> [Exercise]:
Repeat every record below exactly, but leave out any pictures.

> [Data for this task]:

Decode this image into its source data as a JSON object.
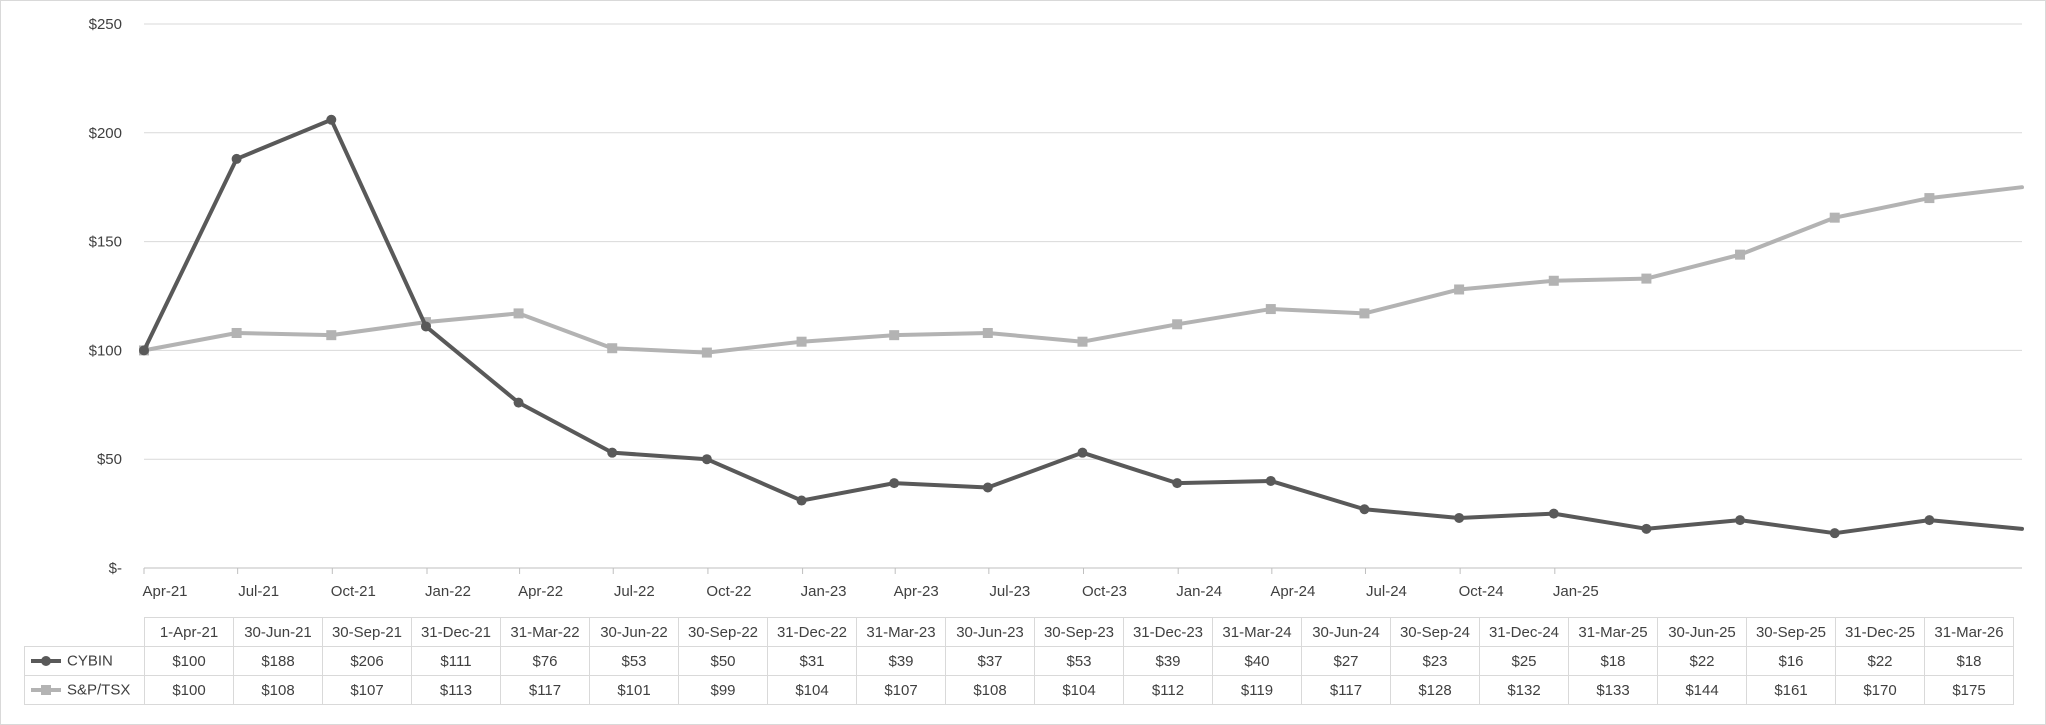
{
  "chart_data": {
    "type": "line",
    "title": "",
    "xlabel": "",
    "ylabel": "",
    "ylim": [
      0,
      250
    ],
    "yticks": [
      {
        "value": 0,
        "label": "$-"
      },
      {
        "value": 50,
        "label": "$50"
      },
      {
        "value": 100,
        "label": "$100"
      },
      {
        "value": 150,
        "label": "$150"
      },
      {
        "value": 200,
        "label": "$200"
      },
      {
        "value": 250,
        "label": "$250"
      }
    ],
    "x_axis_ticks": [
      "Apr-21",
      "Jul-21",
      "Oct-21",
      "Jan-22",
      "Apr-22",
      "Jul-22",
      "Oct-22",
      "Jan-23",
      "Apr-23",
      "Jul-23",
      "Oct-23",
      "Jan-24",
      "Apr-24",
      "Jul-24",
      "Oct-24",
      "Jan-25"
    ],
    "x_axis_range": [
      "1-Apr-21",
      "31-Mar-26"
    ],
    "x": [
      "2021-04-01",
      "2021-06-30",
      "2021-09-30",
      "2021-12-31",
      "2022-03-31",
      "2022-06-30",
      "2022-09-30",
      "2022-12-31",
      "2023-03-31",
      "2023-06-30",
      "2023-09-30",
      "2023-12-31",
      "2024-03-31",
      "2024-06-30",
      "2024-09-30",
      "2024-12-31",
      "2025-03-31",
      "2025-06-30",
      "2025-09-30",
      "2025-12-31",
      "2026-03-31"
    ],
    "table_dates": [
      "1-Apr-21",
      "30-Jun-21",
      "30-Sep-21",
      "31-Dec-21",
      "31-Mar-22",
      "30-Jun-22",
      "30-Sep-22",
      "31-Dec-22",
      "31-Mar-23",
      "30-Jun-23",
      "30-Sep-23",
      "31-Dec-23",
      "31-Mar-24",
      "30-Jun-24",
      "30-Sep-24",
      "31-Dec-24",
      "31-Mar-25",
      "30-Jun-25",
      "30-Sep-25",
      "31-Dec-25",
      "31-Mar-26"
    ],
    "grid": true,
    "legend": "data table, bottom-left",
    "series": [
      {
        "name": "CYBIN",
        "color": "#595959",
        "marker": "circle",
        "values": [
          100,
          188,
          206,
          111,
          76,
          53,
          50,
          31,
          39,
          37,
          53,
          39,
          40,
          27,
          23,
          25,
          18,
          22,
          16,
          22,
          18
        ],
        "labels": [
          "$100",
          "$188",
          "$206",
          "$111",
          "$76",
          "$53",
          "$50",
          "$31",
          "$39",
          "$37",
          "$53",
          "$39",
          "$40",
          "$27",
          "$23",
          "$25",
          "$18",
          "$22",
          "$16",
          "$22",
          "$18"
        ]
      },
      {
        "name": "S&P/TSX",
        "color": "#b3b3b3",
        "marker": "square",
        "values": [
          100,
          108,
          107,
          113,
          117,
          101,
          99,
          104,
          107,
          108,
          104,
          112,
          119,
          117,
          128,
          132,
          133,
          144,
          161,
          170,
          175
        ],
        "labels": [
          "$100",
          "$108",
          "$107",
          "$113",
          "$117",
          "$101",
          "$99",
          "$104",
          "$107",
          "$108",
          "$104",
          "$112",
          "$119",
          "$117",
          "$128",
          "$132",
          "$133",
          "$144",
          "$161",
          "$170",
          "$175"
        ]
      }
    ]
  }
}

> [Correct answer]:
Decode this image into its source data as a JSON object.
{
  "chart_data": {
    "type": "line",
    "title": "",
    "xlabel": "",
    "ylabel": "",
    "ylim": [
      0,
      250
    ],
    "yticks": [
      {
        "value": 0,
        "label": "$-"
      },
      {
        "value": 50,
        "label": "$50"
      },
      {
        "value": 100,
        "label": "$100"
      },
      {
        "value": 150,
        "label": "$150"
      },
      {
        "value": 200,
        "label": "$200"
      },
      {
        "value": 250,
        "label": "$250"
      }
    ],
    "x_axis_ticks": [
      "Apr-21",
      "Jul-21",
      "Oct-21",
      "Jan-22",
      "Apr-22",
      "Jul-22",
      "Oct-22",
      "Jan-23",
      "Apr-23",
      "Jul-23",
      "Oct-23",
      "Jan-24",
      "Apr-24",
      "Jul-24",
      "Oct-24",
      "Jan-25"
    ],
    "x_axis_range": [
      "1-Apr-21",
      "31-Mar-26"
    ],
    "x": [
      "2021-04-01",
      "2021-06-30",
      "2021-09-30",
      "2021-12-31",
      "2022-03-31",
      "2022-06-30",
      "2022-09-30",
      "2022-12-31",
      "2023-03-31",
      "2023-06-30",
      "2023-09-30",
      "2023-12-31",
      "2024-03-31",
      "2024-06-30",
      "2024-09-30",
      "2024-12-31",
      "2025-03-31",
      "2025-06-30",
      "2025-09-30",
      "2025-12-31",
      "2026-03-31"
    ],
    "table_dates": [
      "1-Apr-21",
      "30-Jun-21",
      "30-Sep-21",
      "31-Dec-21",
      "31-Mar-22",
      "30-Jun-22",
      "30-Sep-22",
      "31-Dec-22",
      "31-Mar-23",
      "30-Jun-23",
      "30-Sep-23",
      "31-Dec-23",
      "31-Mar-24",
      "30-Jun-24",
      "30-Sep-24",
      "31-Dec-24",
      "31-Mar-25",
      "30-Jun-25",
      "30-Sep-25",
      "31-Dec-25",
      "31-Mar-26"
    ],
    "grid": true,
    "legend": "data table, bottom-left",
    "series": [
      {
        "name": "CYBIN",
        "color": "#595959",
        "marker": "circle",
        "values": [
          100,
          188,
          206,
          111,
          76,
          53,
          50,
          31,
          39,
          37,
          53,
          39,
          40,
          27,
          23,
          25,
          18,
          22,
          16,
          22,
          18
        ],
        "labels": [
          "$100",
          "$188",
          "$206",
          "$111",
          "$76",
          "$53",
          "$50",
          "$31",
          "$39",
          "$37",
          "$53",
          "$39",
          "$40",
          "$27",
          "$23",
          "$25",
          "$18",
          "$22",
          "$16",
          "$22",
          "$18"
        ]
      },
      {
        "name": "S&P/TSX",
        "color": "#b3b3b3",
        "marker": "square",
        "values": [
          100,
          108,
          107,
          113,
          117,
          101,
          99,
          104,
          107,
          108,
          104,
          112,
          119,
          117,
          128,
          132,
          133,
          144,
          161,
          170,
          175
        ],
        "labels": [
          "$100",
          "$108",
          "$107",
          "$113",
          "$117",
          "$101",
          "$99",
          "$104",
          "$107",
          "$108",
          "$104",
          "$112",
          "$119",
          "$117",
          "$128",
          "$132",
          "$133",
          "$144",
          "$161",
          "$170",
          "$175"
        ]
      }
    ]
  }
}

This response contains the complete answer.